* BEGIN Provided material *

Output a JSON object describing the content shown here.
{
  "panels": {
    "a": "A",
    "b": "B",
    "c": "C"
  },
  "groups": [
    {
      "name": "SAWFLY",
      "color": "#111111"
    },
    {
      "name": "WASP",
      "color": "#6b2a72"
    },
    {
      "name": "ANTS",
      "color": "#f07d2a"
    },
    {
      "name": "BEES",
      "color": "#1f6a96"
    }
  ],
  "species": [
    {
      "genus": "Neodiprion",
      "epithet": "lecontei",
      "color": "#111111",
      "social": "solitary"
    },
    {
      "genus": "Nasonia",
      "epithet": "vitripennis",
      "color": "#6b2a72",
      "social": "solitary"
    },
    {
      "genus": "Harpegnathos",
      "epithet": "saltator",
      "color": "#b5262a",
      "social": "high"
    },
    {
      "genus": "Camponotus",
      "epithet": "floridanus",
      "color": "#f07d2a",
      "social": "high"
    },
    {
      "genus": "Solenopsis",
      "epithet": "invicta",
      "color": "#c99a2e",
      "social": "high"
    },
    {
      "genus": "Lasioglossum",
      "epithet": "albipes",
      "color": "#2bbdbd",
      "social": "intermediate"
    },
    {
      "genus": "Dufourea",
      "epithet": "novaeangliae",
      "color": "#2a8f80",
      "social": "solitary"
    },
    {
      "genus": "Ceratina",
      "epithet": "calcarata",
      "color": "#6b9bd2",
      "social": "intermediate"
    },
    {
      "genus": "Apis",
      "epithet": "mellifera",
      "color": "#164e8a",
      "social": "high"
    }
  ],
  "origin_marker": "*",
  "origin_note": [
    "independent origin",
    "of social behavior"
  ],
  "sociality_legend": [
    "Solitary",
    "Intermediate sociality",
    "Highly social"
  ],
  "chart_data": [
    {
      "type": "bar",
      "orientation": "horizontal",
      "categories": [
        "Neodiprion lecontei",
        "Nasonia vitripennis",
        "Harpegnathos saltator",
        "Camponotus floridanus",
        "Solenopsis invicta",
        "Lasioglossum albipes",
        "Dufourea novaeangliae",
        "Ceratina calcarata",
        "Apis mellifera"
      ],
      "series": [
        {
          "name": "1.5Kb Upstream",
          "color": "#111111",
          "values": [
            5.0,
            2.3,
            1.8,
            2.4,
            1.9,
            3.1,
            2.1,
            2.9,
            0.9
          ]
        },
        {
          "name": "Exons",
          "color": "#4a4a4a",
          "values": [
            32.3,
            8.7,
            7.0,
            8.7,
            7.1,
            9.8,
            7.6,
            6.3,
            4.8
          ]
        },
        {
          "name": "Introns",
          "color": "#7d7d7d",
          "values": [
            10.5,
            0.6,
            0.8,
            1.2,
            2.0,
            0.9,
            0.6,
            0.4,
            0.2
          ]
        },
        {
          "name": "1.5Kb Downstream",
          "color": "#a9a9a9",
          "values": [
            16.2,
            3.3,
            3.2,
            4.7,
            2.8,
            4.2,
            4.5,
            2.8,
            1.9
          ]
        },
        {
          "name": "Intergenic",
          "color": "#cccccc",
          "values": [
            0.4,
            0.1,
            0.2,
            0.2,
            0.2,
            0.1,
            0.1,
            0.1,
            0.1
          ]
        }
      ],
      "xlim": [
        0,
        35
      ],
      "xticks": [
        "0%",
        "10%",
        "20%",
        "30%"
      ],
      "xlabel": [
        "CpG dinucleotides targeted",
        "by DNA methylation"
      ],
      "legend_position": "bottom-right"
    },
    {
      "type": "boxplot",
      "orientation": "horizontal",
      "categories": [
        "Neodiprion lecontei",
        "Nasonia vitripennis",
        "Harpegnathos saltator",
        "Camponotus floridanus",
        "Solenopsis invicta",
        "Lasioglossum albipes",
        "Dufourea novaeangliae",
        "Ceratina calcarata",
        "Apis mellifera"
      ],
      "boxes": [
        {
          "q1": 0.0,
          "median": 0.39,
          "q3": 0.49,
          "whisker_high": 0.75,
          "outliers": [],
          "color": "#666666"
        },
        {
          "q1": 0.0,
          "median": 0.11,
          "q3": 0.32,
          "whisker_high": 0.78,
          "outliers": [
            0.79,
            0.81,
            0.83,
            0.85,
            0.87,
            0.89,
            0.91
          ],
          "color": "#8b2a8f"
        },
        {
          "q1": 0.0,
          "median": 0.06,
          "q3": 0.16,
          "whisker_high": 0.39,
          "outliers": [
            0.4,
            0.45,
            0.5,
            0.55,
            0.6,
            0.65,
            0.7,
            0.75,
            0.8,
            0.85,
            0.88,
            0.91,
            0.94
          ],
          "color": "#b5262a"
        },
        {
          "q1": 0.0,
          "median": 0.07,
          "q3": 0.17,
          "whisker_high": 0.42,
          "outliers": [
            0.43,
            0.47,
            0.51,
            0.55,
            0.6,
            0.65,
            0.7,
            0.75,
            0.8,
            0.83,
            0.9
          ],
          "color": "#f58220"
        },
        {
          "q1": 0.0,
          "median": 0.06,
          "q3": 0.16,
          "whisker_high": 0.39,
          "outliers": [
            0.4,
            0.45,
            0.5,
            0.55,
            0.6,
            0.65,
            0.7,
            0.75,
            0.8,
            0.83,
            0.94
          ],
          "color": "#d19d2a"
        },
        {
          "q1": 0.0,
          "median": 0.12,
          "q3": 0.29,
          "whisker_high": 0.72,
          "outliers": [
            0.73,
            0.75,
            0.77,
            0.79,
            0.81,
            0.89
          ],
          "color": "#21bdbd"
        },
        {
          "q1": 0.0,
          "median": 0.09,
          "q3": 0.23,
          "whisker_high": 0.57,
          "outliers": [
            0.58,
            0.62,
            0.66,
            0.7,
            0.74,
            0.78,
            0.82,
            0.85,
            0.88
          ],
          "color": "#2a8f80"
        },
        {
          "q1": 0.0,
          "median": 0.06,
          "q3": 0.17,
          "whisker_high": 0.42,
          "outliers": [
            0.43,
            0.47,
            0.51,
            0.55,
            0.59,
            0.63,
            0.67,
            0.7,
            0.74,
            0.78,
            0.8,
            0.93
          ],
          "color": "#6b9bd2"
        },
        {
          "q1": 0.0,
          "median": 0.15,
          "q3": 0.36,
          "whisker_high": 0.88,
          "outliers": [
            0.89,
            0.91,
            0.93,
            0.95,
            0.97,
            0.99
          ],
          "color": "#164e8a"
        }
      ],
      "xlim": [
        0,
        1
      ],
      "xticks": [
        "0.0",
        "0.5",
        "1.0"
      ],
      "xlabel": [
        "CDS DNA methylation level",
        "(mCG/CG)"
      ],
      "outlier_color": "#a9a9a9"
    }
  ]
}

* END Provided material *

Task instructions → Return all the data exactly as given.

Response below →
Output a JSON object describing the content shown here.
{
  "panels": {
    "a": "A",
    "b": "B",
    "c": "C"
  },
  "groups": [
    {
      "name": "SAWFLY",
      "color": "#111111"
    },
    {
      "name": "WASP",
      "color": "#6b2a72"
    },
    {
      "name": "ANTS",
      "color": "#f07d2a"
    },
    {
      "name": "BEES",
      "color": "#1f6a96"
    }
  ],
  "species": [
    {
      "genus": "Neodiprion",
      "epithet": "lecontei",
      "color": "#111111",
      "social": "solitary"
    },
    {
      "genus": "Nasonia",
      "epithet": "vitripennis",
      "color": "#6b2a72",
      "social": "solitary"
    },
    {
      "genus": "Harpegnathos",
      "epithet": "saltator",
      "color": "#b5262a",
      "social": "high"
    },
    {
      "genus": "Camponotus",
      "epithet": "floridanus",
      "color": "#f07d2a",
      "social": "high"
    },
    {
      "genus": "Solenopsis",
      "epithet": "invicta",
      "color": "#c99a2e",
      "social": "high"
    },
    {
      "genus": "Lasioglossum",
      "epithet": "albipes",
      "color": "#2bbdbd",
      "social": "intermediate"
    },
    {
      "genus": "Dufourea",
      "epithet": "novaeangliae",
      "color": "#2a8f80",
      "social": "solitary"
    },
    {
      "genus": "Ceratina",
      "epithet": "calcarata",
      "color": "#6b9bd2",
      "social": "intermediate"
    },
    {
      "genus": "Apis",
      "epithet": "mellifera",
      "color": "#164e8a",
      "social": "high"
    }
  ],
  "origin_marker": "*",
  "origin_note": [
    "independent origin",
    "of social behavior"
  ],
  "sociality_legend": [
    "Solitary",
    "Intermediate sociality",
    "Highly social"
  ],
  "chart_data": [
    {
      "type": "bar",
      "orientation": "horizontal",
      "categories": [
        "Neodiprion lecontei",
        "Nasonia vitripennis",
        "Harpegnathos saltator",
        "Camponotus floridanus",
        "Solenopsis invicta",
        "Lasioglossum albipes",
        "Dufourea novaeangliae",
        "Ceratina calcarata",
        "Apis mellifera"
      ],
      "series": [
        {
          "name": "1.5Kb Upstream",
          "color": "#111111",
          "values": [
            5.0,
            2.3,
            1.8,
            2.4,
            1.9,
            3.1,
            2.1,
            2.9,
            0.9
          ]
        },
        {
          "name": "Exons",
          "color": "#4a4a4a",
          "values": [
            32.3,
            8.7,
            7.0,
            8.7,
            7.1,
            9.8,
            7.6,
            6.3,
            4.8
          ]
        },
        {
          "name": "Introns",
          "color": "#7d7d7d",
          "values": [
            10.5,
            0.6,
            0.8,
            1.2,
            2.0,
            0.9,
            0.6,
            0.4,
            0.2
          ]
        },
        {
          "name": "1.5Kb Downstream",
          "color": "#a9a9a9",
          "values": [
            16.2,
            3.3,
            3.2,
            4.7,
            2.8,
            4.2,
            4.5,
            2.8,
            1.9
          ]
        },
        {
          "name": "Intergenic",
          "color": "#cccccc",
          "values": [
            0.4,
            0.1,
            0.2,
            0.2,
            0.2,
            0.1,
            0.1,
            0.1,
            0.1
          ]
        }
      ],
      "xlim": [
        0,
        35
      ],
      "xticks": [
        "0%",
        "10%",
        "20%",
        "30%"
      ],
      "xlabel": [
        "CpG dinucleotides targeted",
        "by DNA methylation"
      ],
      "legend_position": "bottom-right"
    },
    {
      "type": "boxplot",
      "orientation": "horizontal",
      "categories": [
        "Neodiprion lecontei",
        "Nasonia vitripennis",
        "Harpegnathos saltator",
        "Camponotus floridanus",
        "Solenopsis invicta",
        "Lasioglossum albipes",
        "Dufourea novaeangliae",
        "Ceratina calcarata",
        "Apis mellifera"
      ],
      "boxes": [
        {
          "q1": 0.0,
          "median": 0.39,
          "q3": 0.49,
          "whisker_high": 0.75,
          "outliers": [],
          "color": "#666666"
        },
        {
          "q1": 0.0,
          "median": 0.11,
          "q3": 0.32,
          "whisker_high": 0.78,
          "outliers": [
            0.79,
            0.81,
            0.83,
            0.85,
            0.87,
            0.89,
            0.91
          ],
          "color": "#8b2a8f"
        },
        {
          "q1": 0.0,
          "median": 0.06,
          "q3": 0.16,
          "whisker_high": 0.39,
          "outliers": [
            0.4,
            0.45,
            0.5,
            0.55,
            0.6,
            0.65,
            0.7,
            0.75,
            0.8,
            0.85,
            0.88,
            0.91,
            0.94
          ],
          "color": "#b5262a"
        },
        {
          "q1": 0.0,
          "median": 0.07,
          "q3": 0.17,
          "whisker_high": 0.42,
          "outliers": [
            0.43,
            0.47,
            0.51,
            0.55,
            0.6,
            0.65,
            0.7,
            0.75,
            0.8,
            0.83,
            0.9
          ],
          "color": "#f58220"
        },
        {
          "q1": 0.0,
          "median": 0.06,
          "q3": 0.16,
          "whisker_high": 0.39,
          "outliers": [
            0.4,
            0.45,
            0.5,
            0.55,
            0.6,
            0.65,
            0.7,
            0.75,
            0.8,
            0.83,
            0.94
          ],
          "color": "#d19d2a"
        },
        {
          "q1": 0.0,
          "median": 0.12,
          "q3": 0.29,
          "whisker_high": 0.72,
          "outliers": [
            0.73,
            0.75,
            0.77,
            0.79,
            0.81,
            0.89
          ],
          "color": "#21bdbd"
        },
        {
          "q1": 0.0,
          "median": 0.09,
          "q3": 0.23,
          "whisker_high": 0.57,
          "outliers": [
            0.58,
            0.62,
            0.66,
            0.7,
            0.74,
            0.78,
            0.82,
            0.85,
            0.88
          ],
          "color": "#2a8f80"
        },
        {
          "q1": 0.0,
          "median": 0.06,
          "q3": 0.17,
          "whisker_high": 0.42,
          "outliers": [
            0.43,
            0.47,
            0.51,
            0.55,
            0.59,
            0.63,
            0.67,
            0.7,
            0.74,
            0.78,
            0.8,
            0.93
          ],
          "color": "#6b9bd2"
        },
        {
          "q1": 0.0,
          "median": 0.15,
          "q3": 0.36,
          "whisker_high": 0.88,
          "outliers": [
            0.89,
            0.91,
            0.93,
            0.95,
            0.97,
            0.99
          ],
          "color": "#164e8a"
        }
      ],
      "xlim": [
        0,
        1
      ],
      "xticks": [
        "0.0",
        "0.5",
        "1.0"
      ],
      "xlabel": [
        "CDS DNA methylation level",
        "(mCG/CG)"
      ],
      "outlier_color": "#a9a9a9"
    }
  ]
}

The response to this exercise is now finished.